→ **Dataset content**:
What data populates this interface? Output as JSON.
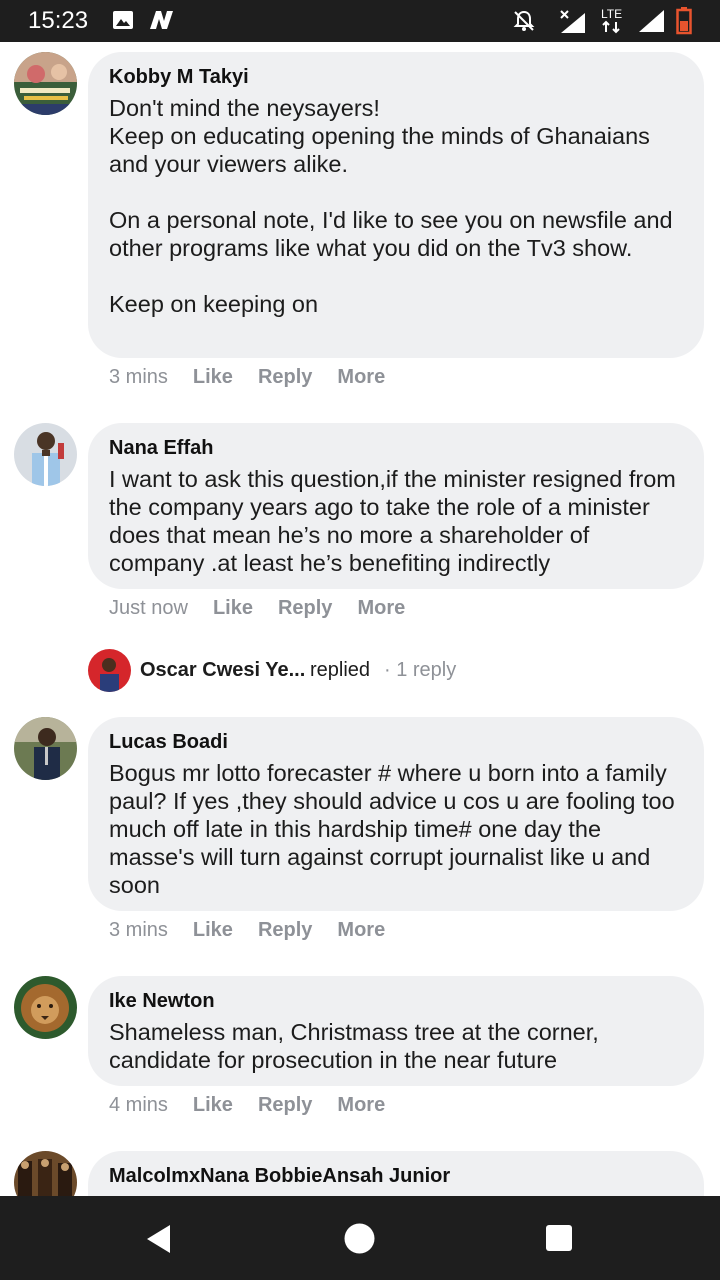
{
  "status_bar": {
    "time": "15:23",
    "network": "LTE"
  },
  "comments": [
    {
      "author": "Kobby M Takyi",
      "text": "Don't mind the neysayers!\nKeep on educating opening the minds of Ghanaians and your viewers alike.\n\nOn a personal note, I'd like to see you on newsfile and other programs like what you did on the Tv3 show.\n\nKeep on keeping on",
      "time": "3 mins",
      "like": "Like",
      "reply": "Reply",
      "more": "More"
    },
    {
      "author": "Nana Effah",
      "text": "I want to ask this question,if the minister resigned from the company years ago to take the role of a minister does that mean he’s no more a shareholder of company .at least he’s benefiting indirectly",
      "time": "Just now",
      "like": "Like",
      "reply": "Reply",
      "more": "More"
    },
    {
      "author": "Lucas Boadi",
      "text": "Bogus mr lotto forecaster # where u born into a family paul? If yes ,they should advice u cos u are fooling too much off late in this hardship time# one day the masse's will turn against corrupt journalist like u and soon",
      "time": "3 mins",
      "like": "Like",
      "reply": "Reply",
      "more": "More"
    },
    {
      "author": "Ike Newton",
      "text": "Shameless man, Christmass tree at the corner, candidate for prosecution in the near future",
      "time": "4 mins",
      "like": "Like",
      "reply": "Reply",
      "more": "More"
    },
    {
      "author": "MalcolmxNana BobbieAnsah Junior"
    }
  ],
  "reply_preview": {
    "name": "Oscar Cwesi Ye...",
    "text": "replied",
    "count": "· 1 reply"
  },
  "colors": {
    "bubble": "#eff0f2",
    "meta": "#8e9197",
    "bars": "#1e1e1e"
  }
}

→ **Your objective**: Reproduce each line holding the word "text".

→ **Solution to this exercise**:
      "text": "Don't mind the neysayers!\nKeep on educating opening the minds of Ghanaians and your viewers alike.\n\nOn a personal note, I'd like to see you on newsfile and other programs like what you did on the Tv3 show.\n\nKeep on keeping on",
      "text": "I want to ask this question,if the minister resigned from the company years ago to take the role of a minister does that mean he’s no more a shareholder of company .at least he’s benefiting indirectly",
      "text": "Bogus mr lotto forecaster # where u born into a family paul? If yes ,they should advice u cos u are fooling too much off late in this hardship time# one day the masse's will turn against corrupt journalist like u and soon",
      "text": "Shameless man, Christmass tree at the corner, candidate for prosecution in the near future",
    "text": "replied",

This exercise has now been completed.